## EXERCISE DETAILS
Locate the string "euro" in the records below. Copy every line where it occurs.

Raw records
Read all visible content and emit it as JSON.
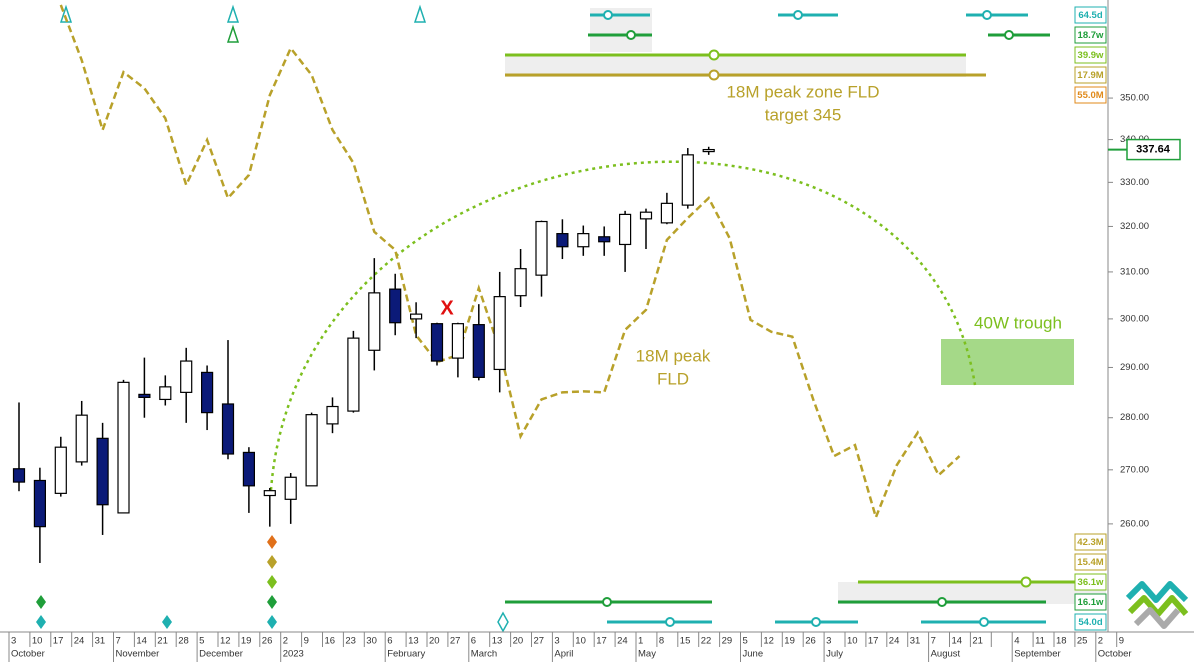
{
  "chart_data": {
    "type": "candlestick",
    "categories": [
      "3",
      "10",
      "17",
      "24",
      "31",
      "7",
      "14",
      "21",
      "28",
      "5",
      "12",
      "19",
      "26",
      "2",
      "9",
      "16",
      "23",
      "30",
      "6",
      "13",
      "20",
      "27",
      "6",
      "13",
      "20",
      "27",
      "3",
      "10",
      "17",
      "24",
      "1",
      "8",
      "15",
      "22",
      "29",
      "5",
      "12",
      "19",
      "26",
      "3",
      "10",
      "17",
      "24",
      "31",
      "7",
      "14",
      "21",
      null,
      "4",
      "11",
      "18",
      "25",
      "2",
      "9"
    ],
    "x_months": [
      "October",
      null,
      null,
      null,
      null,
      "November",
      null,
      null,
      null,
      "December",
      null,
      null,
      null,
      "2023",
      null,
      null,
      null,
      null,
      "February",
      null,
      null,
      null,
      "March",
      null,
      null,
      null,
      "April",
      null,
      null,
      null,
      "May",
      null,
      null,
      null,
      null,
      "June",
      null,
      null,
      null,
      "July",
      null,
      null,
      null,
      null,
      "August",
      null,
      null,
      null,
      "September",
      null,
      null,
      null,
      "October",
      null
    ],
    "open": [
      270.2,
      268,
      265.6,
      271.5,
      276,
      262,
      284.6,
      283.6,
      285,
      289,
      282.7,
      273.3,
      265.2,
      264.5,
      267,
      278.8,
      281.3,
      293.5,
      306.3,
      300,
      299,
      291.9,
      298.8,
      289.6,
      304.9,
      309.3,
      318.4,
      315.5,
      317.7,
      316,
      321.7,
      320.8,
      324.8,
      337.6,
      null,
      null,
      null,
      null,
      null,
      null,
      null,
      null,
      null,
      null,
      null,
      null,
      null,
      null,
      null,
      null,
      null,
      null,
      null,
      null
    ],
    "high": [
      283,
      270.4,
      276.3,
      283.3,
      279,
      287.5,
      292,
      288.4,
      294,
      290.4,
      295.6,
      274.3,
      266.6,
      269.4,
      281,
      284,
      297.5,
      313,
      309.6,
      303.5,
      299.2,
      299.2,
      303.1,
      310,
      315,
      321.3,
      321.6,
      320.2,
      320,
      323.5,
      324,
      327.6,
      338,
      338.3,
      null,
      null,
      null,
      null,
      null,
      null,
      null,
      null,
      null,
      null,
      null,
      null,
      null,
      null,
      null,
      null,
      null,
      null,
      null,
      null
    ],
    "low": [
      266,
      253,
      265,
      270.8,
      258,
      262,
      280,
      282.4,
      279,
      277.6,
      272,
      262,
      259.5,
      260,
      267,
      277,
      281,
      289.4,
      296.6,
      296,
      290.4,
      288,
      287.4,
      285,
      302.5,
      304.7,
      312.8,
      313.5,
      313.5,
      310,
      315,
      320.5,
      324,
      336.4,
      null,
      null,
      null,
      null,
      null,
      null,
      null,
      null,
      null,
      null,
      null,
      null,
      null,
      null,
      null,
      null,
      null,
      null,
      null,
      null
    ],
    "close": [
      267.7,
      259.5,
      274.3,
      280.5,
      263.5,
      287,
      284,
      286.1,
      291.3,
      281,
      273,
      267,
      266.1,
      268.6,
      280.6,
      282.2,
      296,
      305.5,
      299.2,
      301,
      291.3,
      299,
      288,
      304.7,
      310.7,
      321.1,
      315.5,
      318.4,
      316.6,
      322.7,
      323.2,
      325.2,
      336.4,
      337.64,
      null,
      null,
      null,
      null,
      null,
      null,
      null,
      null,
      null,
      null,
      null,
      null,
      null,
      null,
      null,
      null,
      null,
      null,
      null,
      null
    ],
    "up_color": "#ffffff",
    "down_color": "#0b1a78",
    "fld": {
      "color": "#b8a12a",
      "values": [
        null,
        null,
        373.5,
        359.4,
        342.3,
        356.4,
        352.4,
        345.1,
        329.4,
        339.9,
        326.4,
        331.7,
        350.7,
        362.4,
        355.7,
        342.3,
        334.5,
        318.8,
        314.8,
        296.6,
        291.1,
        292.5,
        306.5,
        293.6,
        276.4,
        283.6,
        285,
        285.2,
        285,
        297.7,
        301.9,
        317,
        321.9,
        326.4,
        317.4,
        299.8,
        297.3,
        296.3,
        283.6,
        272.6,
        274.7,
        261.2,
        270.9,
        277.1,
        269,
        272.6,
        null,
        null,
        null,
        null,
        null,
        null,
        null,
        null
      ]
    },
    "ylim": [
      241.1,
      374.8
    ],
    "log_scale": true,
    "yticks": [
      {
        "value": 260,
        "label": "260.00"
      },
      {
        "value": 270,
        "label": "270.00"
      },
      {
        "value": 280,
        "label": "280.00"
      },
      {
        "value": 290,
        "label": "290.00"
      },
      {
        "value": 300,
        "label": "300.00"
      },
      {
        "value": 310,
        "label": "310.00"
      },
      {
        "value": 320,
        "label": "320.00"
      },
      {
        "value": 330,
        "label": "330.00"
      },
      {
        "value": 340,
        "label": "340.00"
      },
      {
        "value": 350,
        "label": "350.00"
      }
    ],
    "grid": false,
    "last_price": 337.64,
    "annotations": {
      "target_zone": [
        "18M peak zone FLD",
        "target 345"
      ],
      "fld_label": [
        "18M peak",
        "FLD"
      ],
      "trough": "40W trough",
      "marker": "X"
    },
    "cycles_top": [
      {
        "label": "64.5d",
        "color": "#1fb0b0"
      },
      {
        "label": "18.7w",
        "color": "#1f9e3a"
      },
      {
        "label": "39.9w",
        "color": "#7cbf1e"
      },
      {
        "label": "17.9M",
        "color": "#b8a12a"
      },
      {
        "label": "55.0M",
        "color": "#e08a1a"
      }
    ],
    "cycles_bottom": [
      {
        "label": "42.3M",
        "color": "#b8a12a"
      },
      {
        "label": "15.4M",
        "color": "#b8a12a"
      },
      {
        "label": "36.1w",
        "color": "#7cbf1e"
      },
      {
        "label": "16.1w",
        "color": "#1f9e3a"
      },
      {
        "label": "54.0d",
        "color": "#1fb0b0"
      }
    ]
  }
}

--

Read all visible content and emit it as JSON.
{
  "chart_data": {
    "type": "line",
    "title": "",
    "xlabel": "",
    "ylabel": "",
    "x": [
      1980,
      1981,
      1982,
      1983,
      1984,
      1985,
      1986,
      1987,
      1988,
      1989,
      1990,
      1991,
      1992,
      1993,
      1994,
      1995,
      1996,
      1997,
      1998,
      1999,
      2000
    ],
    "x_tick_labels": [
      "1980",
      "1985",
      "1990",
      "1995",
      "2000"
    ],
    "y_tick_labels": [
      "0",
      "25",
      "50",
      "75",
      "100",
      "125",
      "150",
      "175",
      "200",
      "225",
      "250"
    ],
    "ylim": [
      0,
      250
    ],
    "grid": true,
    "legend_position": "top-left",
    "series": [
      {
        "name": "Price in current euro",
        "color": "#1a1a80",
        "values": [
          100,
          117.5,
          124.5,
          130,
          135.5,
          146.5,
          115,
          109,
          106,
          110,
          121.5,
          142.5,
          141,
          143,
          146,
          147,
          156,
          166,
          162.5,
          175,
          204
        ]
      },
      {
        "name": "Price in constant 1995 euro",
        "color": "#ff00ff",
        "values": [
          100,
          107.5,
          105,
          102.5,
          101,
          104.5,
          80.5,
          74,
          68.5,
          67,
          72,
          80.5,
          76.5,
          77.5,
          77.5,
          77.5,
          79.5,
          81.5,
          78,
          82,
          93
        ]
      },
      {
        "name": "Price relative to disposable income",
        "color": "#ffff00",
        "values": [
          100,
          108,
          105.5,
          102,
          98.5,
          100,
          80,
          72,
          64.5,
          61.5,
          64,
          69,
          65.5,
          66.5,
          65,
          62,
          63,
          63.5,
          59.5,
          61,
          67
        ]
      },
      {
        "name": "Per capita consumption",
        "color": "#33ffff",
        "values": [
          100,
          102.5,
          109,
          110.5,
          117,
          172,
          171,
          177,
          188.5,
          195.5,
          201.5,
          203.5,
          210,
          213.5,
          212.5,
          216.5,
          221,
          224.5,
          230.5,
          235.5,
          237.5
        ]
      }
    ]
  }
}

--

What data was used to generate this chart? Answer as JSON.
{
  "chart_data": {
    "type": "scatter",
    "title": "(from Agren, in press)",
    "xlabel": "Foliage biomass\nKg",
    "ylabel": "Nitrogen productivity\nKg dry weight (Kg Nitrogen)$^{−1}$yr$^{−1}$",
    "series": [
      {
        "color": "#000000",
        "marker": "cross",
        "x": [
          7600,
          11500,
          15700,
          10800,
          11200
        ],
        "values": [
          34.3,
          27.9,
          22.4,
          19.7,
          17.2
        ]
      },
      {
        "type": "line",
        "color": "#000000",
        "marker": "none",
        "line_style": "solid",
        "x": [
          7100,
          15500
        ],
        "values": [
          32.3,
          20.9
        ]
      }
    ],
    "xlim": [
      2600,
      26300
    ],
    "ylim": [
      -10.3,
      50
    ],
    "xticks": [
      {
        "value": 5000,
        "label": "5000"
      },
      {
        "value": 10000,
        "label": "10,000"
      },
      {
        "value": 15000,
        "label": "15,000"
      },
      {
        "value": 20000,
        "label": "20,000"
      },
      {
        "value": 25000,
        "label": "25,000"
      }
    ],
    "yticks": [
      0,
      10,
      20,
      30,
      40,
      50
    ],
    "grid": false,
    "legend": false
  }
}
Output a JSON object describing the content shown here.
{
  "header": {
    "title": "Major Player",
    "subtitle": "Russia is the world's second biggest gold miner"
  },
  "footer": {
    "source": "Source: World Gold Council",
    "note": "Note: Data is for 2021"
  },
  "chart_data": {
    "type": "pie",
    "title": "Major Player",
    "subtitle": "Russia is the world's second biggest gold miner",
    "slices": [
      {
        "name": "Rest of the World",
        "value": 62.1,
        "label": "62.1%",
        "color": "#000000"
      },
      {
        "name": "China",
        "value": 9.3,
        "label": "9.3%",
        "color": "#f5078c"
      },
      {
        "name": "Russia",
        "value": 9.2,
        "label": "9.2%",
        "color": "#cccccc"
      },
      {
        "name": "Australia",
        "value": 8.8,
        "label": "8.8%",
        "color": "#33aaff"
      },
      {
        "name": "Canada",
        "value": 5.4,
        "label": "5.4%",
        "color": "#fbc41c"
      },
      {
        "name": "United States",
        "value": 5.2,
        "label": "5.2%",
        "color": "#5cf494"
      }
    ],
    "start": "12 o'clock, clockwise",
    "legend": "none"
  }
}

## TASK SOLUTION
        "name": "Price in current euro",
        "name": "Price in constant 1995 euro",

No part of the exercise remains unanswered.